Stored rows »
'''

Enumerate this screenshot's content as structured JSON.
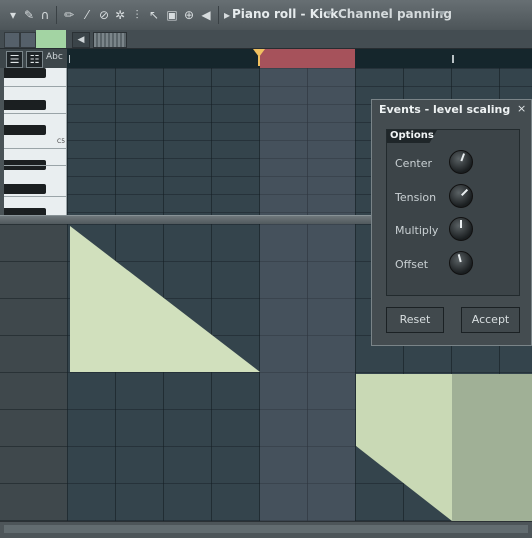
{
  "toolbar": {
    "title": "Piano roll - Kick",
    "target": "Channel panning",
    "icons": [
      "dropdown-arrow-icon",
      "wrench-icon",
      "magnet-icon",
      "pencil-icon",
      "brush-icon",
      "delete-icon",
      "mute-icon",
      "slice-icon",
      "select-icon",
      "zoom-icon",
      "speaker-icon"
    ]
  },
  "keyboard": {
    "octave_label": "C5"
  },
  "header": {
    "abc_label": "Abc"
  },
  "dialog": {
    "title": "Events - level scaling",
    "close": "×",
    "options_label": "Options",
    "knobs": [
      {
        "label": "Center"
      },
      {
        "label": "Tension"
      },
      {
        "label": "Multiply"
      },
      {
        "label": "Offset"
      }
    ],
    "reset_label": "Reset",
    "accept_label": "Accept"
  },
  "colors": {
    "loop_region": "#a6525b",
    "event_fill": "#d1e0bd",
    "channel_color": "#a3d4a3"
  }
}
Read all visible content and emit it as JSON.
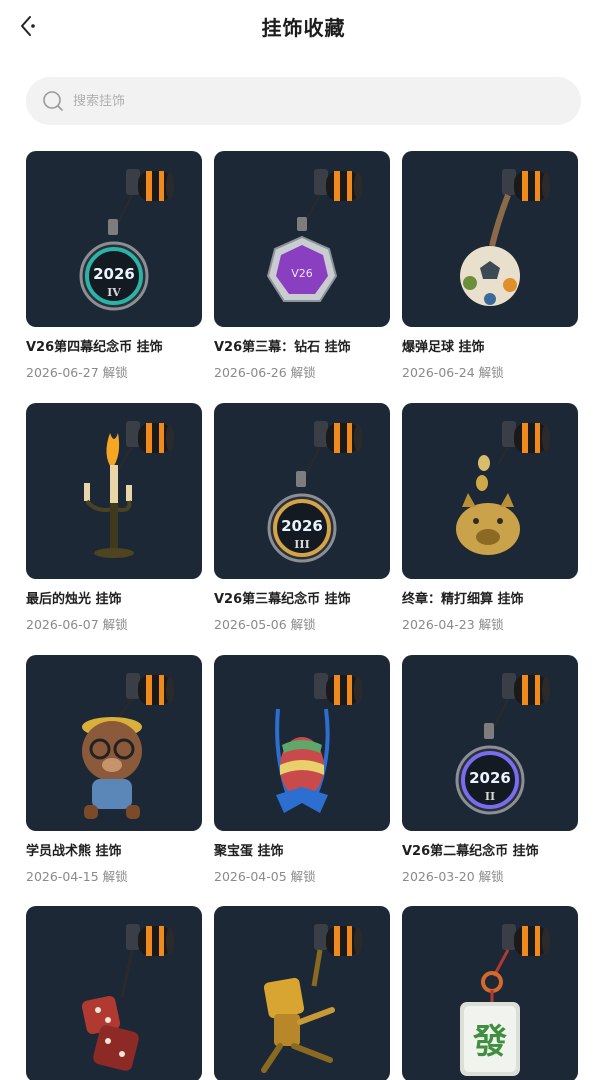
{
  "header": {
    "title": "挂饰收藏"
  },
  "search": {
    "placeholder": "搜索挂饰"
  },
  "items": [
    {
      "name": "V26第四幕纪念币 挂饰",
      "date": "2026-06-27 解锁",
      "icon": "medal-2026-iv-icon",
      "accent": "#2bb3a8",
      "label": "2026",
      "sub": "IV"
    },
    {
      "name": "V26第三幕：钻石 挂饰",
      "date": "2026-06-26 解锁",
      "icon": "diamond-badge-icon",
      "accent": "#8a3fc0",
      "label": "V26"
    },
    {
      "name": "爆弹足球 挂饰",
      "date": "2026-06-24 解锁",
      "icon": "soccer-ball-icon",
      "accent": "#e8e0cc"
    },
    {
      "name": "最后的烛光 挂饰",
      "date": "2026-06-07 解锁",
      "icon": "candelabra-icon",
      "accent": "#f5a623"
    },
    {
      "name": "V26第三幕纪念币 挂饰",
      "date": "2026-05-06 解锁",
      "icon": "medal-2026-iii-icon",
      "accent": "#d4a446",
      "label": "2026",
      "sub": "III"
    },
    {
      "name": "终章：精打细算 挂饰",
      "date": "2026-04-23 解锁",
      "icon": "piggy-bank-icon",
      "accent": "#c9a24a"
    },
    {
      "name": "学员战术熊 挂饰",
      "date": "2026-04-15 解锁",
      "icon": "teddy-bear-icon",
      "accent": "#8a5a3a"
    },
    {
      "name": "聚宝蛋 挂饰",
      "date": "2026-04-05 解锁",
      "icon": "easter-egg-icon",
      "accent": "#2d6fd0"
    },
    {
      "name": "V26第二幕纪念币 挂饰",
      "date": "2026-03-20 解锁",
      "icon": "medal-2026-ii-icon",
      "accent": "#7a6cf0",
      "label": "2026",
      "sub": "II"
    },
    {
      "name": "",
      "date": "",
      "icon": "dice-icon",
      "accent": "#b03a32"
    },
    {
      "name": "",
      "date": "",
      "icon": "golden-robot-icon",
      "accent": "#d8a630"
    },
    {
      "name": "",
      "date": "",
      "icon": "mahjong-tile-icon",
      "accent": "#3f8f3f",
      "label": "發"
    }
  ]
}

'''

Problem » Leave out the pictures and print every line of the data exactly.

Answer to this exercise »
Enumerate this screenshot's content as structured JSON.
{
  "toolbar": {
    "title": "Piano roll - Kick",
    "target": "Channel panning",
    "icons": [
      "dropdown-arrow-icon",
      "wrench-icon",
      "magnet-icon",
      "pencil-icon",
      "brush-icon",
      "delete-icon",
      "mute-icon",
      "slice-icon",
      "select-icon",
      "zoom-icon",
      "speaker-icon"
    ]
  },
  "keyboard": {
    "octave_label": "C5"
  },
  "header": {
    "abc_label": "Abc"
  },
  "dialog": {
    "title": "Events - level scaling",
    "close": "×",
    "options_label": "Options",
    "knobs": [
      {
        "label": "Center"
      },
      {
        "label": "Tension"
      },
      {
        "label": "Multiply"
      },
      {
        "label": "Offset"
      }
    ],
    "reset_label": "Reset",
    "accept_label": "Accept"
  },
  "colors": {
    "loop_region": "#a6525b",
    "event_fill": "#d1e0bd",
    "channel_color": "#a3d4a3"
  }
}
Read all visible content and emit it as JSON.
{
  "header": {
    "title": "挂饰收藏"
  },
  "search": {
    "placeholder": "搜索挂饰"
  },
  "items": [
    {
      "name": "V26第四幕纪念币 挂饰",
      "date": "2026-06-27 解锁",
      "icon": "medal-2026-iv-icon",
      "accent": "#2bb3a8",
      "label": "2026",
      "sub": "IV"
    },
    {
      "name": "V26第三幕：钻石 挂饰",
      "date": "2026-06-26 解锁",
      "icon": "diamond-badge-icon",
      "accent": "#8a3fc0",
      "label": "V26"
    },
    {
      "name": "爆弹足球 挂饰",
      "date": "2026-06-24 解锁",
      "icon": "soccer-ball-icon",
      "accent": "#e8e0cc"
    },
    {
      "name": "最后的烛光 挂饰",
      "date": "2026-06-07 解锁",
      "icon": "candelabra-icon",
      "accent": "#f5a623"
    },
    {
      "name": "V26第三幕纪念币 挂饰",
      "date": "2026-05-06 解锁",
      "icon": "medal-2026-iii-icon",
      "accent": "#d4a446",
      "label": "2026",
      "sub": "III"
    },
    {
      "name": "终章：精打细算 挂饰",
      "date": "2026-04-23 解锁",
      "icon": "piggy-bank-icon",
      "accent": "#c9a24a"
    },
    {
      "name": "学员战术熊 挂饰",
      "date": "2026-04-15 解锁",
      "icon": "teddy-bear-icon",
      "accent": "#8a5a3a"
    },
    {
      "name": "聚宝蛋 挂饰",
      "date": "2026-04-05 解锁",
      "icon": "easter-egg-icon",
      "accent": "#2d6fd0"
    },
    {
      "name": "V26第二幕纪念币 挂饰",
      "date": "2026-03-20 解锁",
      "icon": "medal-2026-ii-icon",
      "accent": "#7a6cf0",
      "label": "2026",
      "sub": "II"
    },
    {
      "name": "",
      "date": "",
      "icon": "dice-icon",
      "accent": "#b03a32"
    },
    {
      "name": "",
      "date": "",
      "icon": "golden-robot-icon",
      "accent": "#d8a630"
    },
    {
      "name": "",
      "date": "",
      "icon": "mahjong-tile-icon",
      "accent": "#3f8f3f",
      "label": "發"
    }
  ]
}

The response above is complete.